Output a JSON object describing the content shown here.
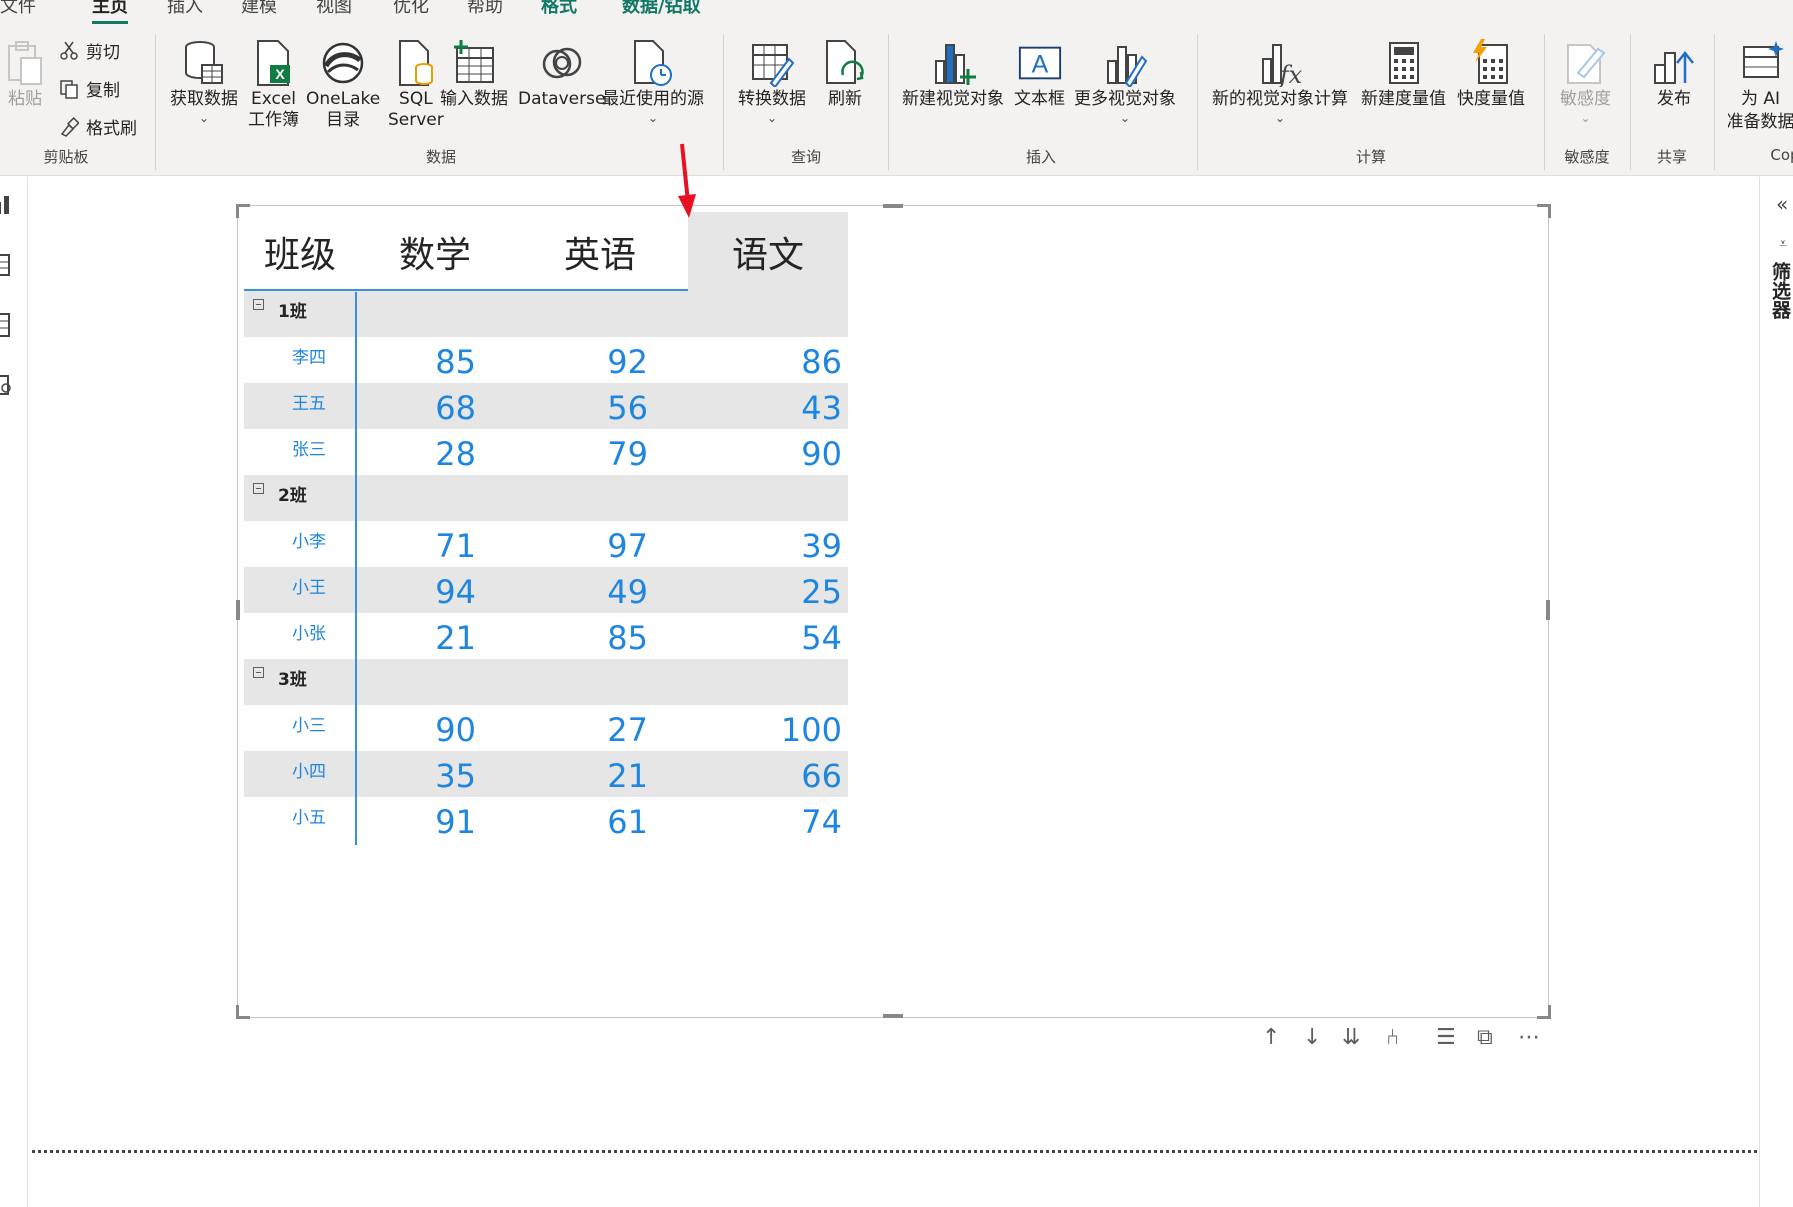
{
  "ribbon_tabs": [
    {
      "label": "文件",
      "state": "normal"
    },
    {
      "label": "主页",
      "state": "active"
    },
    {
      "label": "插入",
      "state": "normal"
    },
    {
      "label": "建模",
      "state": "normal"
    },
    {
      "label": "视图",
      "state": "normal"
    },
    {
      "label": "优化",
      "state": "normal"
    },
    {
      "label": "帮助",
      "state": "normal"
    },
    {
      "label": "格式",
      "state": "green"
    },
    {
      "label": "数据/钻取",
      "state": "green"
    }
  ],
  "clipboard": {
    "group": "剪贴板",
    "paste": "粘贴",
    "cut": "剪切",
    "copy": "复制",
    "format_painter": "格式刷"
  },
  "data_group": {
    "group": "数据",
    "get_data": "获取数据",
    "excel_1": "Excel",
    "excel_2": "工作簿",
    "onelake_1": "OneLake",
    "onelake_2": "目录",
    "sql_1": "SQL",
    "sql_2": "Server",
    "enter_data": "输入数据",
    "dataverse": "Dataverse",
    "recent": "最近使用的源"
  },
  "query_group": {
    "group": "查询",
    "transform": "转换数据",
    "refresh": "刷新"
  },
  "insert_group": {
    "group": "插入",
    "new_visual": "新建视觉对象",
    "text_box": "文本框",
    "more_visuals": "更多视觉对象"
  },
  "calc_group": {
    "group": "计算",
    "new_visual_calc": "新的视觉对象计算",
    "new_measure": "新建度量值",
    "quick_measure": "快度量值"
  },
  "sensitivity_group": {
    "group": "敏感度",
    "sensitivity": "敏感度"
  },
  "share_group": {
    "group": "共享",
    "publish": "发布"
  },
  "copilot_group": {
    "group": "Cop",
    "ai_1": "为 AI",
    "ai_2": "准备数据"
  },
  "right_panel": {
    "filters": "筛选器",
    "collapse": "«"
  },
  "matrix": {
    "headers": [
      "班级",
      "数学",
      "英语",
      "语文"
    ],
    "groups": [
      {
        "name": "1班",
        "rows": [
          {
            "name": "李四",
            "math": "85",
            "english": "92",
            "chinese": "86"
          },
          {
            "name": "王五",
            "math": "68",
            "english": "56",
            "chinese": "43"
          },
          {
            "name": "张三",
            "math": "28",
            "english": "79",
            "chinese": "90"
          }
        ]
      },
      {
        "name": "2班",
        "rows": [
          {
            "name": "小李",
            "math": "71",
            "english": "97",
            "chinese": "39"
          },
          {
            "name": "小王",
            "math": "94",
            "english": "49",
            "chinese": "25"
          },
          {
            "name": "小张",
            "math": "21",
            "english": "85",
            "chinese": "54"
          }
        ]
      },
      {
        "name": "3班",
        "rows": [
          {
            "name": "小三",
            "math": "90",
            "english": "27",
            "chinese": "100"
          },
          {
            "name": "小四",
            "math": "35",
            "english": "21",
            "chinese": "66"
          },
          {
            "name": "小五",
            "math": "91",
            "english": "61",
            "chinese": "74"
          }
        ]
      }
    ]
  },
  "colors": {
    "accent_green": "#117865",
    "value_blue": "#1f86e0",
    "row_shade": "#e6e6e6",
    "arrow_red": "#e81123"
  }
}
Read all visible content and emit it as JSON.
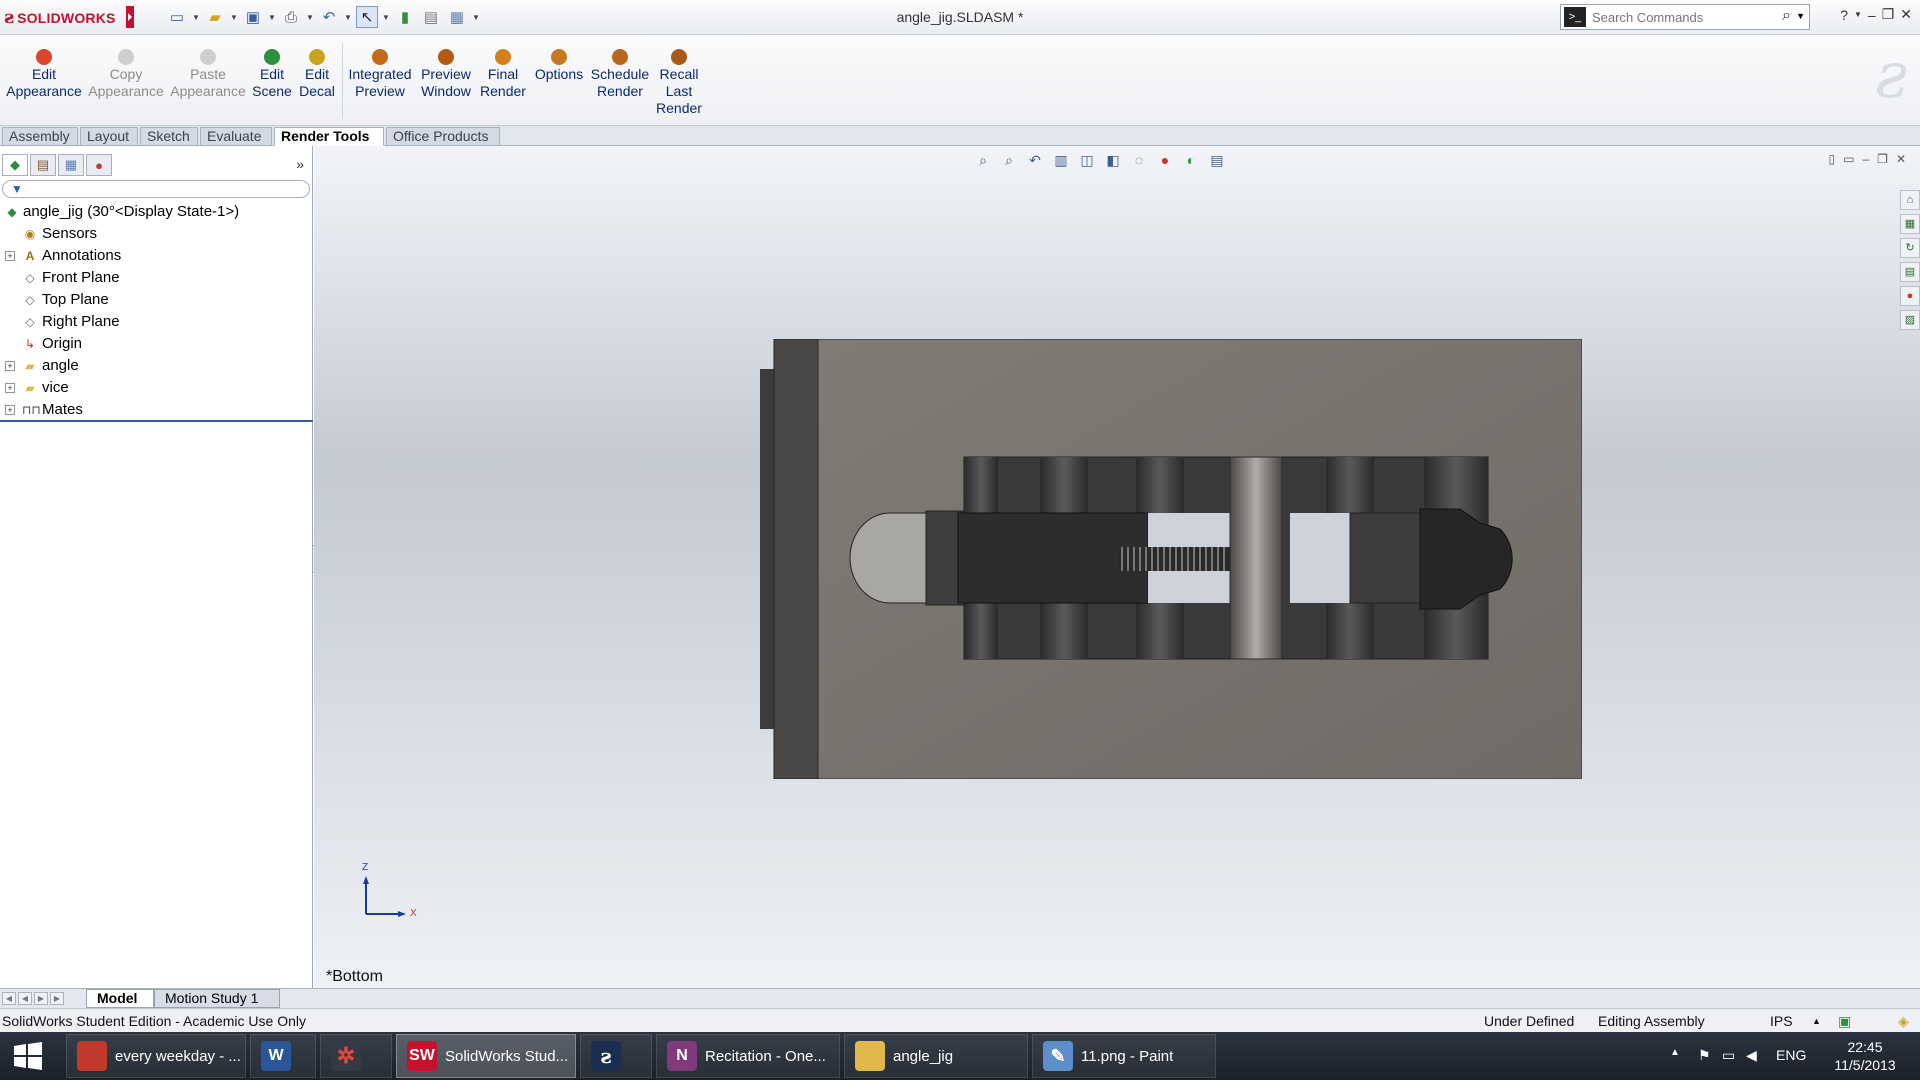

▶ _Exercise goal_
Word for word, quote the lines above. Omit the pictures.

▶ _The completed task_
Output a JSON object describing the content shown here.
{
  "ribbon_tabs": [
    {
      "label": "文件",
      "state": "normal"
    },
    {
      "label": "主页",
      "state": "active"
    },
    {
      "label": "插入",
      "state": "normal"
    },
    {
      "label": "建模",
      "state": "normal"
    },
    {
      "label": "视图",
      "state": "normal"
    },
    {
      "label": "优化",
      "state": "normal"
    },
    {
      "label": "帮助",
      "state": "normal"
    },
    {
      "label": "格式",
      "state": "green"
    },
    {
      "label": "数据/钻取",
      "state": "green"
    }
  ],
  "clipboard": {
    "group": "剪贴板",
    "paste": "粘贴",
    "cut": "剪切",
    "copy": "复制",
    "format_painter": "格式刷"
  },
  "data_group": {
    "group": "数据",
    "get_data": "获取数据",
    "excel_1": "Excel",
    "excel_2": "工作簿",
    "onelake_1": "OneLake",
    "onelake_2": "目录",
    "sql_1": "SQL",
    "sql_2": "Server",
    "enter_data": "输入数据",
    "dataverse": "Dataverse",
    "recent": "最近使用的源"
  },
  "query_group": {
    "group": "查询",
    "transform": "转换数据",
    "refresh": "刷新"
  },
  "insert_group": {
    "group": "插入",
    "new_visual": "新建视觉对象",
    "text_box": "文本框",
    "more_visuals": "更多视觉对象"
  },
  "calc_group": {
    "group": "计算",
    "new_visual_calc": "新的视觉对象计算",
    "new_measure": "新建度量值",
    "quick_measure": "快度量值"
  },
  "sensitivity_group": {
    "group": "敏感度",
    "sensitivity": "敏感度"
  },
  "share_group": {
    "group": "共享",
    "publish": "发布"
  },
  "copilot_group": {
    "group": "Cop",
    "ai_1": "为 AI",
    "ai_2": "准备数据"
  },
  "right_panel": {
    "filters": "筛选器",
    "collapse": "«"
  },
  "matrix": {
    "headers": [
      "班级",
      "数学",
      "英语",
      "语文"
    ],
    "groups": [
      {
        "name": "1班",
        "rows": [
          {
            "name": "李四",
            "math": "85",
            "english": "92",
            "chinese": "86"
          },
          {
            "name": "王五",
            "math": "68",
            "english": "56",
            "chinese": "43"
          },
          {
            "name": "张三",
            "math": "28",
            "english": "79",
            "chinese": "90"
          }
        ]
      },
      {
        "name": "2班",
        "rows": [
          {
            "name": "小李",
            "math": "71",
            "english": "97",
            "chinese": "39"
          },
          {
            "name": "小王",
            "math": "94",
            "english": "49",
            "chinese": "25"
          },
          {
            "name": "小张",
            "math": "21",
            "english": "85",
            "chinese": "54"
          }
        ]
      },
      {
        "name": "3班",
        "rows": [
          {
            "name": "小三",
            "math": "90",
            "english": "27",
            "chinese": "100"
          },
          {
            "name": "小四",
            "math": "35",
            "english": "21",
            "chinese": "66"
          },
          {
            "name": "小五",
            "math": "91",
            "english": "61",
            "chinese": "74"
          }
        ]
      }
    ]
  },
  "colors": {
    "accent_green": "#117865",
    "value_blue": "#1f86e0",
    "row_shade": "#e6e6e6",
    "arrow_red": "#e81123"
  }
}
Read all visible content and emit it as JSON.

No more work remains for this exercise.